Data excerpts
• • • • • • •
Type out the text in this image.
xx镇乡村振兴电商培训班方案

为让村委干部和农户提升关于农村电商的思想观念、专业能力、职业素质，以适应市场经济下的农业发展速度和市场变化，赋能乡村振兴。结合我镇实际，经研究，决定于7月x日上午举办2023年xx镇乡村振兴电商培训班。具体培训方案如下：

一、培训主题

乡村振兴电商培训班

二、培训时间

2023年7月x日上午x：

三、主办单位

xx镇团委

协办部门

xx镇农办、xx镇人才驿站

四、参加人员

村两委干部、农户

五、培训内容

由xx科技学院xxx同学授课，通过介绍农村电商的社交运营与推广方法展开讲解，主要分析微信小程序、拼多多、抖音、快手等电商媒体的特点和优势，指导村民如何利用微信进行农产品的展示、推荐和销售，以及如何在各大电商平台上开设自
• • • • • • •
(Exercise goal):
Every entry should be output exactly as written, please.

(Response):
Type out the text in this image.
xx镇乡村振兴电商培训班方案

为让村委干部和农户提升关于农村电商的思想观念、专业能力、职业素质，以适应市场经济下的农业发展速度和市场变化，赋能乡村振兴。结合我镇实际，经研究，决定于7月x日上午举办2023年xx镇乡村振兴电商培训班。具体培训方案如下：

一、培训主题

乡村振兴电商培训班

二、培训时间

2023年7月x日上午x：

三、主办单位

xx镇团委

协办部门

xx镇农办、xx镇人才驿站

四、参加人员

村两委干部、农户

五、培训内容

由xx科技学院xxx同学授课，通过介绍农村电商的社交运营与推广方法展开讲解，主要分析微信小程序、拼多多、抖音、快手等电商媒体的特点和优势，指导村民如何利用微信进行农产品的展示、推荐和销售，以及如何在各大电商平台上开设自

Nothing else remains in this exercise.